Exercise objective: Of all the lines in the data below, how many contain "eMarketer"? Report that number alone.

** BEGIN **

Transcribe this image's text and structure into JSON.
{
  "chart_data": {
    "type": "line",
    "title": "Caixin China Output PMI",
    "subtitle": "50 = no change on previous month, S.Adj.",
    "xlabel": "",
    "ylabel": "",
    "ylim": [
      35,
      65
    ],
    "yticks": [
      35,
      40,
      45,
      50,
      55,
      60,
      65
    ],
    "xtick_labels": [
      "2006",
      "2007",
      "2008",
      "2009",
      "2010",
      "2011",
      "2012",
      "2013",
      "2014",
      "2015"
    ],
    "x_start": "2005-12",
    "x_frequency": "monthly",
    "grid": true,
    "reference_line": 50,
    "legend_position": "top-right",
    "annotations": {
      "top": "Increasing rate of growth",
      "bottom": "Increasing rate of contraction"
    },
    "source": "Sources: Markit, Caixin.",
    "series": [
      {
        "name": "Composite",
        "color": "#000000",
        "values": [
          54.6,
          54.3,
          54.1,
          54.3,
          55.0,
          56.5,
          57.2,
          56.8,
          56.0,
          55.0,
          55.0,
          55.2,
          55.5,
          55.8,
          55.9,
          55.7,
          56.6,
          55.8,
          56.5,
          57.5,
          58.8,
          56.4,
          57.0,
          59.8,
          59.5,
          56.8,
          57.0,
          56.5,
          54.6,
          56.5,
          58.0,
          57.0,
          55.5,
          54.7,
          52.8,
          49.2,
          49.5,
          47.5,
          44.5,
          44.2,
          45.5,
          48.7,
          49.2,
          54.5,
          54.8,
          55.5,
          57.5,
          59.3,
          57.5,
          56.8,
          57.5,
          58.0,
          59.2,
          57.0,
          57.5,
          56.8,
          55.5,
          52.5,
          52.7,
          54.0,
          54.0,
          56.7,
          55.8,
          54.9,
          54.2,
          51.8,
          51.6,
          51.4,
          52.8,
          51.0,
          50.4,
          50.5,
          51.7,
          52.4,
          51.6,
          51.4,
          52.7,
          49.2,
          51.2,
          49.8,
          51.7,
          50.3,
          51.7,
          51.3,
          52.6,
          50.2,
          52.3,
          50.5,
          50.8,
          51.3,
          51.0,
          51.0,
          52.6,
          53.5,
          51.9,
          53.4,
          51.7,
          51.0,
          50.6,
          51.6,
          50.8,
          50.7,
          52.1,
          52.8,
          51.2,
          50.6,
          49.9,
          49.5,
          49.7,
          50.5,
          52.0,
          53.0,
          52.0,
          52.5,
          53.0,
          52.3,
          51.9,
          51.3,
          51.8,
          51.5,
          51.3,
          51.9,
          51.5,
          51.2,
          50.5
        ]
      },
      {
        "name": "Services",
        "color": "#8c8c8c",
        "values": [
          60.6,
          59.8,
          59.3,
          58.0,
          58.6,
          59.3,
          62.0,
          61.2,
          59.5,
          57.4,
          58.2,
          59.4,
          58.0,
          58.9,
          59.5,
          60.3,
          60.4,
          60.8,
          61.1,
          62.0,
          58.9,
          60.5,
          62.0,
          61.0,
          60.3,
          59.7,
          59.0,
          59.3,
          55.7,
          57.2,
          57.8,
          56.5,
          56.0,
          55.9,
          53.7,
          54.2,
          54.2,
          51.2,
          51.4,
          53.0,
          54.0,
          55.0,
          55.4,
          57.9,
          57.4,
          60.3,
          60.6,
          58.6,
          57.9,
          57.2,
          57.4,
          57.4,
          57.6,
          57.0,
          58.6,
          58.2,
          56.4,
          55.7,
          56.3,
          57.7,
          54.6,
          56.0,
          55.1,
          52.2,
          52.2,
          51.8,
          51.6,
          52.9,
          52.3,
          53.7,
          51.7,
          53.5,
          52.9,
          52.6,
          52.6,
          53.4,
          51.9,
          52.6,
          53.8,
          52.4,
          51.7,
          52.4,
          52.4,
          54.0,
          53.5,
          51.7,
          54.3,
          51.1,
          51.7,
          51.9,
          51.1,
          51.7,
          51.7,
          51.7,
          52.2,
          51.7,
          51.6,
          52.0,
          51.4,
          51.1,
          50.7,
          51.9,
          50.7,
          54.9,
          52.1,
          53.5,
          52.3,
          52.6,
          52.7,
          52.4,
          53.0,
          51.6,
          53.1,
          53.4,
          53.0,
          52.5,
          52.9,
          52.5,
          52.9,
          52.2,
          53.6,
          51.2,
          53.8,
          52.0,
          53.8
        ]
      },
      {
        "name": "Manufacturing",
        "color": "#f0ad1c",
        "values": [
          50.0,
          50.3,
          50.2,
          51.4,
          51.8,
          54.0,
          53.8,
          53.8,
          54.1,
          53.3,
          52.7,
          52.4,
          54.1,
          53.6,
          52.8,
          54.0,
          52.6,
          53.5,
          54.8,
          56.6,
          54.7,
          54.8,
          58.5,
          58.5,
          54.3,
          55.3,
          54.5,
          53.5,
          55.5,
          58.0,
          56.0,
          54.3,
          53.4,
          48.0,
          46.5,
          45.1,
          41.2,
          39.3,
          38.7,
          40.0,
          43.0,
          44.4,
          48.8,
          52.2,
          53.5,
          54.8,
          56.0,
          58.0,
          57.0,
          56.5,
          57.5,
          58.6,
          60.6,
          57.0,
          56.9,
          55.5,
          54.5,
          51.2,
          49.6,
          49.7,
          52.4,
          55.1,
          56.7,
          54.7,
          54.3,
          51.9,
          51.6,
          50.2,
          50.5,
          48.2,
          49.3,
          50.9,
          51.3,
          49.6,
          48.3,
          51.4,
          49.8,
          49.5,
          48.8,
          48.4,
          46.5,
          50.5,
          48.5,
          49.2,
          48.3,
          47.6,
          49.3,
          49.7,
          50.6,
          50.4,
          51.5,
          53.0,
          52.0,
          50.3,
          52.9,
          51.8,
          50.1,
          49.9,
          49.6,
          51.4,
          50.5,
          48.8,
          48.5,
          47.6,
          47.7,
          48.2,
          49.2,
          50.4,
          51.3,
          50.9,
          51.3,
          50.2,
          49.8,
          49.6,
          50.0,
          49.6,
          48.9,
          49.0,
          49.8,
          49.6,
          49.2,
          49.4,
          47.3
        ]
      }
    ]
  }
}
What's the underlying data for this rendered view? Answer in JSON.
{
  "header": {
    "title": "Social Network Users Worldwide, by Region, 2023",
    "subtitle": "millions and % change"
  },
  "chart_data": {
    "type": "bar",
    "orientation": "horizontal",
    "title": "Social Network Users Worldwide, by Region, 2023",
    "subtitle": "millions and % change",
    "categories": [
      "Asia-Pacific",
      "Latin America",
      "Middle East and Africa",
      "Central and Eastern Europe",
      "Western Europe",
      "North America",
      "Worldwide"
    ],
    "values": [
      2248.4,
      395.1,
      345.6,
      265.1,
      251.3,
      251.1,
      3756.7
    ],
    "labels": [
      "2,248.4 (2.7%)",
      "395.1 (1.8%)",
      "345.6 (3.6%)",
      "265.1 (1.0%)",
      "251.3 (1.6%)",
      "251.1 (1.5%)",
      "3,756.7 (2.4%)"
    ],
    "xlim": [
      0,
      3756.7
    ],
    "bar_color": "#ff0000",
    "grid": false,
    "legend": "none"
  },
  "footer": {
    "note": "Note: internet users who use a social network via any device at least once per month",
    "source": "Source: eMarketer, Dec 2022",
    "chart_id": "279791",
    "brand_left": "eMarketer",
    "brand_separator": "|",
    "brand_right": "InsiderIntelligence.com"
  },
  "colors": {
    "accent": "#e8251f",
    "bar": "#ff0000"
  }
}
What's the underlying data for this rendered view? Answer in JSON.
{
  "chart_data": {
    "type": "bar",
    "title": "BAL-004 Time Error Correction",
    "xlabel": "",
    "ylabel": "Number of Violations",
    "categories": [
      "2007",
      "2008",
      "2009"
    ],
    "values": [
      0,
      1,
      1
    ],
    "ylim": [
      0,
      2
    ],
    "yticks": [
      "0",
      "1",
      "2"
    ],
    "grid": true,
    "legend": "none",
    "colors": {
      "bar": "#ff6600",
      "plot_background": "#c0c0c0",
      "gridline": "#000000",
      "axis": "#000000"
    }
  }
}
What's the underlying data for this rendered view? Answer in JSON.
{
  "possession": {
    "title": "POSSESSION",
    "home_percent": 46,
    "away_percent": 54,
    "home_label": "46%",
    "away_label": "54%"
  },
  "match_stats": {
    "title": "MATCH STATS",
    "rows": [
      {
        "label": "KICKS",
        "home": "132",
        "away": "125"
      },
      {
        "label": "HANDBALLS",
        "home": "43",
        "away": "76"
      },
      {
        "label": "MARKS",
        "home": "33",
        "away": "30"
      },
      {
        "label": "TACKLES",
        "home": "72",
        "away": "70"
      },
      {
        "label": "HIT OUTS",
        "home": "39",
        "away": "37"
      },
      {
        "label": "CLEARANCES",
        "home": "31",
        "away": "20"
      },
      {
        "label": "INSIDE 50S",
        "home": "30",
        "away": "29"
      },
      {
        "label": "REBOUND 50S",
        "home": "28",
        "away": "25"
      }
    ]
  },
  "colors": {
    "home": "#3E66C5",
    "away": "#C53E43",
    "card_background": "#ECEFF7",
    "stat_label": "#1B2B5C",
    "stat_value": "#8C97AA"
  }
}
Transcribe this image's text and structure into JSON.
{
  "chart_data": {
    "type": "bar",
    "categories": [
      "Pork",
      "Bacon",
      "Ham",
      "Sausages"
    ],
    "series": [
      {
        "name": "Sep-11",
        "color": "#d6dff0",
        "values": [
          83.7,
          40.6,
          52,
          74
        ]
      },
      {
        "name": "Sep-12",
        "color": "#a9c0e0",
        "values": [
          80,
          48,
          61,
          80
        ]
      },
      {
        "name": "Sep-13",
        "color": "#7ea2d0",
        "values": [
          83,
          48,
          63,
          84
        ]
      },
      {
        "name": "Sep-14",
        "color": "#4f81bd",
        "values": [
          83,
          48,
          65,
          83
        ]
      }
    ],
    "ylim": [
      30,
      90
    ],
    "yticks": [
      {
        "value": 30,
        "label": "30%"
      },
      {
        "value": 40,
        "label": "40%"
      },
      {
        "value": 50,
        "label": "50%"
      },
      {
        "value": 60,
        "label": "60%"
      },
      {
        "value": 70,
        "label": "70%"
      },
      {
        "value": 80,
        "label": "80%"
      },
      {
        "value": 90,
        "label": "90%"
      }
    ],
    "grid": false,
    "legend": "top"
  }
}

** END **

Expected answer: 2